• **Collected data entries**:
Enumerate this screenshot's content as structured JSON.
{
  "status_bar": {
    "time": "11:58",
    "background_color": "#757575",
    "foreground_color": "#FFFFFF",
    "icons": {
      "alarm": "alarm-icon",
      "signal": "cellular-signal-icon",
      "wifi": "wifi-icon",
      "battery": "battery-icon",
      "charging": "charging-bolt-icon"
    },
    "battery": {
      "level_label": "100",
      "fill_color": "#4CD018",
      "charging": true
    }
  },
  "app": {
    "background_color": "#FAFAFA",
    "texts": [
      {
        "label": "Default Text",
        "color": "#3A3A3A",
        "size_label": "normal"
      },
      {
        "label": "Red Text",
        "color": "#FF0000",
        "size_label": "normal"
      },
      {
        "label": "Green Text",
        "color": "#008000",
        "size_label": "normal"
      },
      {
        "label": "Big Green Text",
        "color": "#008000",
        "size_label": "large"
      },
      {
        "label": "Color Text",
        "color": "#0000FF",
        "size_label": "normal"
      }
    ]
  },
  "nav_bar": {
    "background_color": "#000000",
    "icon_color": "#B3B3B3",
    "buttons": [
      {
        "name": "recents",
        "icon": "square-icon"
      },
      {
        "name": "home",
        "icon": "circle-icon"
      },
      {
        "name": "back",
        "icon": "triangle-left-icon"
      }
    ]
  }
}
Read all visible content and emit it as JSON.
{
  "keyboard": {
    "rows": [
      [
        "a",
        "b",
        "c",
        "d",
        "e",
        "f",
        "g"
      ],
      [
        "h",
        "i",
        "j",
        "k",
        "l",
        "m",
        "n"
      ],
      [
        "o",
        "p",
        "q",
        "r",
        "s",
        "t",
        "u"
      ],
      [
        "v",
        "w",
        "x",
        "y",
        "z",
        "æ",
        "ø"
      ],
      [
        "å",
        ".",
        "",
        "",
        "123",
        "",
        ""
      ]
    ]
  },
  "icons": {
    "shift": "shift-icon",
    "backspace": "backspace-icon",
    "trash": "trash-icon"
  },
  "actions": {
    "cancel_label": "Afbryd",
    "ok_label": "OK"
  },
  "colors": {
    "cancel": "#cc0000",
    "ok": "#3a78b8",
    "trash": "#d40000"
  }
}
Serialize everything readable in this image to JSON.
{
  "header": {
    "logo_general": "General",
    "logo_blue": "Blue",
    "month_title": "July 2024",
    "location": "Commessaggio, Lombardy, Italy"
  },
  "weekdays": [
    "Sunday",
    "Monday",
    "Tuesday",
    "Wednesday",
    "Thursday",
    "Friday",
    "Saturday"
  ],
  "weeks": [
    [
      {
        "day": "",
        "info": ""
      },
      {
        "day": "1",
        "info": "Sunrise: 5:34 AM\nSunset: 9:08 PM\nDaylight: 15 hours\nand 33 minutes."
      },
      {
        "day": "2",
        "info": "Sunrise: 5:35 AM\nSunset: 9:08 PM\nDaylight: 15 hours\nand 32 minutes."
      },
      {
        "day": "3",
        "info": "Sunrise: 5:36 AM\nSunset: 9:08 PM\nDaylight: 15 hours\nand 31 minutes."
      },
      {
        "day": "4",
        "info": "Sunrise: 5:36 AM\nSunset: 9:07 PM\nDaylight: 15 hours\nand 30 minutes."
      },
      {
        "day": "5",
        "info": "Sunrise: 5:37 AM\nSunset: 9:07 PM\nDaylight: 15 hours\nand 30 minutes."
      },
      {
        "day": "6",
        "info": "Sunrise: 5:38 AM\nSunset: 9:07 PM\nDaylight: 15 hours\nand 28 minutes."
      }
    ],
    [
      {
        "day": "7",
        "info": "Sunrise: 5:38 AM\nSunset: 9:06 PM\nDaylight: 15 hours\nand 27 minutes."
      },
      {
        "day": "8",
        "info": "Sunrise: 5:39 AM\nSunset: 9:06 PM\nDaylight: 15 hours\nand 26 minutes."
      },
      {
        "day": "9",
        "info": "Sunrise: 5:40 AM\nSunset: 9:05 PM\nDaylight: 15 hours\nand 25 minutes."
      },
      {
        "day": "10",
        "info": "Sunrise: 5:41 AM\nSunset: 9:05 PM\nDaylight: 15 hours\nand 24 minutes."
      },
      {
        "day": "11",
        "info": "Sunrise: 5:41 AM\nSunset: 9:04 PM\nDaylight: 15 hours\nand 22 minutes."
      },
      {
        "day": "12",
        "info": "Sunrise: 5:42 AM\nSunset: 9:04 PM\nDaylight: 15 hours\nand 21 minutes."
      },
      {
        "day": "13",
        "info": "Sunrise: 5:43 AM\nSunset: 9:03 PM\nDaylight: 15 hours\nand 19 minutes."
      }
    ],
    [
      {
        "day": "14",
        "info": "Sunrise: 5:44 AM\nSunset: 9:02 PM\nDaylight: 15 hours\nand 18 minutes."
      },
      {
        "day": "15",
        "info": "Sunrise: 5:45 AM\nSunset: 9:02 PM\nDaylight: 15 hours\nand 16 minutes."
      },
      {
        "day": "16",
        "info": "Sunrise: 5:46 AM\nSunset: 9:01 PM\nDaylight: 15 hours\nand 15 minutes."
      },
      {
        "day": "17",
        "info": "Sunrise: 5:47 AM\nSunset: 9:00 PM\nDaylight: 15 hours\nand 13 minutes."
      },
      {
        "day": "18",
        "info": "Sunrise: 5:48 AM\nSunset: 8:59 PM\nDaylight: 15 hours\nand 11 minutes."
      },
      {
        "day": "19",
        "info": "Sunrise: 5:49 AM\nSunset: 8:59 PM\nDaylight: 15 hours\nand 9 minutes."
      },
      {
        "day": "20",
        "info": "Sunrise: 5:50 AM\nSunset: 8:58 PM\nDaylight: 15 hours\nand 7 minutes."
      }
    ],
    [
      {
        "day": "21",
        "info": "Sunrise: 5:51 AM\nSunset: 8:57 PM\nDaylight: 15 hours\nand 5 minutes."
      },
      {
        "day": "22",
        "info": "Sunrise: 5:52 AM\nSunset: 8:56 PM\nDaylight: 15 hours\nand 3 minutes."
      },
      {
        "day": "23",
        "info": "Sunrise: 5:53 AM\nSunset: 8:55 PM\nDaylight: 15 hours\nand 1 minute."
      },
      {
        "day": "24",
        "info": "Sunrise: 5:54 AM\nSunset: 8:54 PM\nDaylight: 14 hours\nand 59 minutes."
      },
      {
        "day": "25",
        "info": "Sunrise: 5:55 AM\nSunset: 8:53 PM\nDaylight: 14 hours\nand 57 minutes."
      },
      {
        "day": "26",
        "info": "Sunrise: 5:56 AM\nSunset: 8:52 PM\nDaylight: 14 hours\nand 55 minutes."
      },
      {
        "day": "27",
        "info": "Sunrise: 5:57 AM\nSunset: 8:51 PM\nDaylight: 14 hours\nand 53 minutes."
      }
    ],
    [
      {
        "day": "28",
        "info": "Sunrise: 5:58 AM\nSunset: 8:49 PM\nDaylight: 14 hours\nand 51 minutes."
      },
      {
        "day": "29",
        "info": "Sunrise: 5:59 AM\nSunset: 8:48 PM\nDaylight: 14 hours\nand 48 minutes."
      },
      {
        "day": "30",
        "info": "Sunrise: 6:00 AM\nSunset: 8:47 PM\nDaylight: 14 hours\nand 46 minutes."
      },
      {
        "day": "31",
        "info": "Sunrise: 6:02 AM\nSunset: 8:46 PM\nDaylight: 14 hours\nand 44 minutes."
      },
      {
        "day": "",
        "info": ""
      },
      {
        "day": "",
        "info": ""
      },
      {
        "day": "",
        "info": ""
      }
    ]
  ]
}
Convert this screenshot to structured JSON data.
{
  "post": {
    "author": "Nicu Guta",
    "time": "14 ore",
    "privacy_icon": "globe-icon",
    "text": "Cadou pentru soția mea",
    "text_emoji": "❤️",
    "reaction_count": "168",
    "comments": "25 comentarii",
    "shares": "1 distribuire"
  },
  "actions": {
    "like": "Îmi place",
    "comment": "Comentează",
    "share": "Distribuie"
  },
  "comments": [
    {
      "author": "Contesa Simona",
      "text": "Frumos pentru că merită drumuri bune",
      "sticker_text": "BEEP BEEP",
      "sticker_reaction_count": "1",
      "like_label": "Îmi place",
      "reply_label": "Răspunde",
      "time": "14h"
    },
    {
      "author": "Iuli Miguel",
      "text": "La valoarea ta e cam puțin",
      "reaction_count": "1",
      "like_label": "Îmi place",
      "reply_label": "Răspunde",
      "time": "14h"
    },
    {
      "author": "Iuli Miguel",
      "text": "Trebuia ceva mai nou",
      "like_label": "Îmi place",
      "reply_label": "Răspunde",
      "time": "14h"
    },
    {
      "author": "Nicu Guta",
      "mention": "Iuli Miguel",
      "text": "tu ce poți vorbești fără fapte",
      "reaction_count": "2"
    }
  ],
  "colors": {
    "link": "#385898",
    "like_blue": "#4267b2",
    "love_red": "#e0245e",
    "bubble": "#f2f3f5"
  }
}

• **Exercise details**:
Look through the material above and work out how many of its lines contain "pentru". State the number only.

• **Response below**:
2